SELECTED TEXT
——————
Sunday, August 26, 2018

29


I'm not quite sure where to start this post, other than realizing this is my final year of being a 
twenty-something year old. 

To be honest as in all seasons of my life... I never thought it would really be over. Or I guess that my turn would come too.

And as much as I'm dreading leaving this season behind... alas, all things in life must come and go.

When I turned 20, I looked through my imaginary "future peephole" and saw my life looking all sorts of sparkles and "cue the Broadway music" when I would be this age. 

Secure Career? Check.
Married? Check.
Beautiful house? Check.
Cute kids? Check. 
Fancy car and vacations? Check.

My life plan was set. Shaking my head, Oh Barbara. 


But gratefully there is a God that loves me so much, He didn't give me "my perfect plan". Because He knew it's not what I needed.

Through the different jobs and searching that came and went these years, I always felt lost.

But I wouldn't change a thing. Why?

Because it was during these years of my life that every tear that streaked my face, every "crying" wrinkle that etched itself into my eyes... left a reminder that I was so wrecked in my way of thinking that I needed saving. 

And that I was tired of figuring it all out alone.

I'll never forget this decade because in my 20's... Jesus saved me. And it changed everything.

And I now know that all of those things I ever wanted, even if I did get in life... would mean absolutely nothing if I never came to know who my Creator was. 

My little brother reminded me, "Even if you have nothing in this world... if you have Jesus, you have everything."

And so you're probably expecting me to tell you what lessons I've learned all these years, what to avoid, what to do, etc... 

But instead, I'll leave you with this. 

*We often put too much pressure on ourselves to have it all... but rarely does life turn out how we plan.

*You can't wait forever for that "thing" you want to start... just start. 

*What are birthdays and seasons for if not for learning and growing right? Hold on to the things that make your heart beat.

*Try different hobbies and passions... you might be surprised at what you like/are good at.  

*Be dedicated to a few things... and do them incredibly well. 

*Reach out to a friend/coworker in need. We all need saving... be the little light in your world around you.
——————
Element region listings

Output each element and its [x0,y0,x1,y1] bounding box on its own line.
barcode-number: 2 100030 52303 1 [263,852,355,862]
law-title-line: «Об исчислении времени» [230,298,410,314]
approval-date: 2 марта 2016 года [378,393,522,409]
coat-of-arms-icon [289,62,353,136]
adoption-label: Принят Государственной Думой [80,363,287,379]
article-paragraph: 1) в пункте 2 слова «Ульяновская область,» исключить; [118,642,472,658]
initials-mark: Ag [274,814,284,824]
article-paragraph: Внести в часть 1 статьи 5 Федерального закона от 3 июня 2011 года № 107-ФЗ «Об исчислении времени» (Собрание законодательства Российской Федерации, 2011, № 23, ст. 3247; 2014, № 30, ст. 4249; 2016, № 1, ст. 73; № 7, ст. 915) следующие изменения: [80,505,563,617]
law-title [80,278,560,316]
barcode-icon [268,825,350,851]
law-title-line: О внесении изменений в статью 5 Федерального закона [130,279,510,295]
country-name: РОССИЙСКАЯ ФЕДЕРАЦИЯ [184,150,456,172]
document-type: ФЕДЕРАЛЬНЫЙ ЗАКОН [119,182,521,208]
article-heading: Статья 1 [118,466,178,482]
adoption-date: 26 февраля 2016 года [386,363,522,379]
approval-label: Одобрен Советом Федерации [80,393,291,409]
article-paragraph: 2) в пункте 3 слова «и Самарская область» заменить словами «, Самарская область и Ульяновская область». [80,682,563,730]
——————
DIRECTION
Please write out the birthday post again, everything from "To be honest" down to "Beautiful house? Check.", substituting "keyhole" for "peephole". Work from the birthday post alone, not from the data.

IN RESPONSE
To be honest as in all seasons of my life... I never thought it would really be over. Or I guess that my turn would come too.

And as much as I'm dreading leaving this season behind... alas, all things in life must come and go.

When I turned 20, I looked through my imaginary "future keyhole" and saw my life looking all sorts of sparkles and "cue the Broadway music" when I would be this age. 

Secure Career? Check.
Married? Check.
Beautiful house? Check.